• _WHAT YOU WILL DO_
In this exercise, reproduce all the entries that follow exactly.

[Records that describe figures]
────────
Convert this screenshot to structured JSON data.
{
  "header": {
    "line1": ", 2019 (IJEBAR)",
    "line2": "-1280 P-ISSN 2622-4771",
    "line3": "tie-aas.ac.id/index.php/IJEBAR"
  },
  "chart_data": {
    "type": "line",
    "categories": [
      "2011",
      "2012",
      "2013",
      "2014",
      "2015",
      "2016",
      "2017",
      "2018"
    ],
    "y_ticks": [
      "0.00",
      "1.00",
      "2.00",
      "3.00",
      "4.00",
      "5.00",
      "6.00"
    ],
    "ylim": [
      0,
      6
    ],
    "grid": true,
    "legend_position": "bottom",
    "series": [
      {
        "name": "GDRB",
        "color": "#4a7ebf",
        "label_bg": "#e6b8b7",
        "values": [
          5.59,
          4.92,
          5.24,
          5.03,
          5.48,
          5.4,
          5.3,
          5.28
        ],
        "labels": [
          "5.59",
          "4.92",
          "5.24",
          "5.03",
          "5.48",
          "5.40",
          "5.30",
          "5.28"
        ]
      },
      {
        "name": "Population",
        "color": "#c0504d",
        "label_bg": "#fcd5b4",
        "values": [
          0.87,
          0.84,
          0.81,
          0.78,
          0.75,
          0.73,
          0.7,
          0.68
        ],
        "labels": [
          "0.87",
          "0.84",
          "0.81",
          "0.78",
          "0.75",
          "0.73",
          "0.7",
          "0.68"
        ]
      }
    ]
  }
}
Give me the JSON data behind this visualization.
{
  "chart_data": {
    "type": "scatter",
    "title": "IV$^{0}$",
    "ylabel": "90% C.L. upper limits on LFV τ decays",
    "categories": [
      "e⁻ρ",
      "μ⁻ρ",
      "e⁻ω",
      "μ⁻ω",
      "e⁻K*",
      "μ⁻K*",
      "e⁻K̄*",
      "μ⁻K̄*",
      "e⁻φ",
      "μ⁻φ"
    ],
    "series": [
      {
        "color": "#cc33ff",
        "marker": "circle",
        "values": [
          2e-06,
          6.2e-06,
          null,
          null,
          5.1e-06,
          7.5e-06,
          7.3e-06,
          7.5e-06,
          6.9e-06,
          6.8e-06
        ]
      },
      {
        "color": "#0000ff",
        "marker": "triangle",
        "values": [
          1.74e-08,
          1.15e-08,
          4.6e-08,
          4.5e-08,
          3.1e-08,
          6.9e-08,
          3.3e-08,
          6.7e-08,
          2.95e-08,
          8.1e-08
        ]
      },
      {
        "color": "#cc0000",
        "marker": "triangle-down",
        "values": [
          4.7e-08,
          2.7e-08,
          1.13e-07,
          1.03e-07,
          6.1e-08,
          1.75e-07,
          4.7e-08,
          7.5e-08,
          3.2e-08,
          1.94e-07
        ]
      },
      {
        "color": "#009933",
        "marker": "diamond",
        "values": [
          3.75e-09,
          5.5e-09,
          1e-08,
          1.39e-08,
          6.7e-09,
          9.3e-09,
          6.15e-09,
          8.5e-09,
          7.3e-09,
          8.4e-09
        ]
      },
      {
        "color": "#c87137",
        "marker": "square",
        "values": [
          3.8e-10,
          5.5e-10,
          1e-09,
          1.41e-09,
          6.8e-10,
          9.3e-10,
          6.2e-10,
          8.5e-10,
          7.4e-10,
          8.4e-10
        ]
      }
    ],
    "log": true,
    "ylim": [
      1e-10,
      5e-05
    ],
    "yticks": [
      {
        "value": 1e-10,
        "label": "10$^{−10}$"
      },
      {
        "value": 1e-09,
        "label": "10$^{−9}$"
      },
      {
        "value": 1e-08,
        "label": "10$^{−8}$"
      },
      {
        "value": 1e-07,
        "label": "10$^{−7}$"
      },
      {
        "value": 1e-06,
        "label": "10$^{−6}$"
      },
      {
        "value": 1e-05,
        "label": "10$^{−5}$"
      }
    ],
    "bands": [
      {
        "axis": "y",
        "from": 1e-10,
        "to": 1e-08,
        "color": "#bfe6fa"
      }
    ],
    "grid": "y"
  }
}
────────
• _RESULT OF THIS EXERCISE_
Convert this screenshot to structured JSON data.
{
  "header": {
    "line1": ", 2019 (IJEBAR)",
    "line2": "-1280 P-ISSN 2622-4771",
    "line3": "tie-aas.ac.id/index.php/IJEBAR"
  },
  "chart_data": {
    "type": "line",
    "categories": [
      "2011",
      "2012",
      "2013",
      "2014",
      "2015",
      "2016",
      "2017",
      "2018"
    ],
    "y_ticks": [
      "0.00",
      "1.00",
      "2.00",
      "3.00",
      "4.00",
      "5.00",
      "6.00"
    ],
    "ylim": [
      0,
      6
    ],
    "grid": true,
    "legend_position": "bottom",
    "series": [
      {
        "name": "GDRB",
        "color": "#4a7ebf",
        "label_bg": "#e6b8b7",
        "values": [
          5.59,
          4.92,
          5.24,
          5.03,
          5.48,
          5.4,
          5.3,
          5.28
        ],
        "labels": [
          "5.59",
          "4.92",
          "5.24",
          "5.03",
          "5.48",
          "5.40",
          "5.30",
          "5.28"
        ]
      },
      {
        "name": "Population",
        "color": "#c0504d",
        "label_bg": "#fcd5b4",
        "values": [
          0.87,
          0.84,
          0.81,
          0.78,
          0.75,
          0.73,
          0.7,
          0.68
        ],
        "labels": [
          "0.87",
          "0.84",
          "0.81",
          "0.78",
          "0.75",
          "0.73",
          "0.7",
          "0.68"
        ]
      }
    ]
  }
}
Give me the JSON data behind this visualization.
{
  "chart_data": {
    "type": "scatter",
    "title": "IV$^{0}$",
    "ylabel": "90% C.L. upper limits on LFV τ decays",
    "categories": [
      "e⁻ρ",
      "μ⁻ρ",
      "e⁻ω",
      "μ⁻ω",
      "e⁻K*",
      "μ⁻K*",
      "e⁻K̄*",
      "μ⁻K̄*",
      "e⁻φ",
      "μ⁻φ"
    ],
    "series": [
      {
        "color": "#cc33ff",
        "marker": "circle",
        "values": [
          2e-06,
          6.2e-06,
          null,
          null,
          5.1e-06,
          7.5e-06,
          7.3e-06,
          7.5e-06,
          6.9e-06,
          6.8e-06
        ]
      },
      {
        "color": "#0000ff",
        "marker": "triangle",
        "values": [
          1.74e-08,
          1.15e-08,
          4.6e-08,
          4.5e-08,
          3.1e-08,
          6.9e-08,
          3.3e-08,
          6.7e-08,
          2.95e-08,
          8.1e-08
        ]
      },
      {
        "color": "#cc0000",
        "marker": "triangle-down",
        "values": [
          4.7e-08,
          2.7e-08,
          1.13e-07,
          1.03e-07,
          6.1e-08,
          1.75e-07,
          4.7e-08,
          7.5e-08,
          3.2e-08,
          1.94e-07
        ]
      },
      {
        "color": "#009933",
        "marker": "diamond",
        "values": [
          3.75e-09,
          5.5e-09,
          1e-08,
          1.39e-08,
          6.7e-09,
          9.3e-09,
          6.15e-09,
          8.5e-09,
          7.3e-09,
          8.4e-09
        ]
      },
      {
        "color": "#c87137",
        "marker": "square",
        "values": [
          3.8e-10,
          5.5e-10,
          1e-09,
          1.41e-09,
          6.8e-10,
          9.3e-10,
          6.2e-10,
          8.5e-10,
          7.4e-10,
          8.4e-10
        ]
      }
    ],
    "log": true,
    "ylim": [
      1e-10,
      5e-05
    ],
    "yticks": [
      {
        "value": 1e-10,
        "label": "10$^{−10}$"
      },
      {
        "value": 1e-09,
        "label": "10$^{−9}$"
      },
      {
        "value": 1e-08,
        "label": "10$^{−8}$"
      },
      {
        "value": 1e-07,
        "label": "10$^{−7}$"
      },
      {
        "value": 1e-06,
        "label": "10$^{−6}$"
      },
      {
        "value": 1e-05,
        "label": "10$^{−5}$"
      }
    ],
    "bands": [
      {
        "axis": "y",
        "from": 1e-10,
        "to": 1e-08,
        "color": "#bfe6fa"
      }
    ],
    "grid": "y"
  }
}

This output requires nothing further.